*Aim of the task*: Give the number of lines in this listing that contain "גמלאי", with no other words.

══════════

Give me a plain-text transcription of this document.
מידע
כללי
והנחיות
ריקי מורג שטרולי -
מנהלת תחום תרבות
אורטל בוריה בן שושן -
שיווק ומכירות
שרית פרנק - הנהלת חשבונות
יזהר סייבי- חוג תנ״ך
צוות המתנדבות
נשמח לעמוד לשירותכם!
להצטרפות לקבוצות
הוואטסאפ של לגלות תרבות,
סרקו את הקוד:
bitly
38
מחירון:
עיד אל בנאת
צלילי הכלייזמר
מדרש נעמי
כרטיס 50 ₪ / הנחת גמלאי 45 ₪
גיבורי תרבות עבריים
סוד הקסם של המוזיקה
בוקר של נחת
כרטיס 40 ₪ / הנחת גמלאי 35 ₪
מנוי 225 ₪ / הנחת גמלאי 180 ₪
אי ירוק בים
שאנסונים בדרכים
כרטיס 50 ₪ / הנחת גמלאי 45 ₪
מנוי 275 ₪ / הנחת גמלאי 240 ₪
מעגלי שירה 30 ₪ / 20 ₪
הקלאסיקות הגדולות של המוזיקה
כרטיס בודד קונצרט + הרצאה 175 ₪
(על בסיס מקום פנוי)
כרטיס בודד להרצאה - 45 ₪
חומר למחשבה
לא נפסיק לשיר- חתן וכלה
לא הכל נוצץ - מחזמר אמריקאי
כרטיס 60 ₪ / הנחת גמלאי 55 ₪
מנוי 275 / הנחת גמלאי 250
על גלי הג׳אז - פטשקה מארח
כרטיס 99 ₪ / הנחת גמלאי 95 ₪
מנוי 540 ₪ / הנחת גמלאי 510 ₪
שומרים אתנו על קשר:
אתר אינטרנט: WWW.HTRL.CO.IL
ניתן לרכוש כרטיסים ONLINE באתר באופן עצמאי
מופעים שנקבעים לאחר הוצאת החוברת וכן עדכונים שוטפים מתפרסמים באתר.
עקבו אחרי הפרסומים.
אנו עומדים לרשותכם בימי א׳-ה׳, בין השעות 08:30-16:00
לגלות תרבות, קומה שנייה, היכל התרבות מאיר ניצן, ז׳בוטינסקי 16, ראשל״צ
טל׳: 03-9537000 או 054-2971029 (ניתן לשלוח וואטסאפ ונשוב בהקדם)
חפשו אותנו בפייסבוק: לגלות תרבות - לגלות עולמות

══════════

*Reply to the task*: 9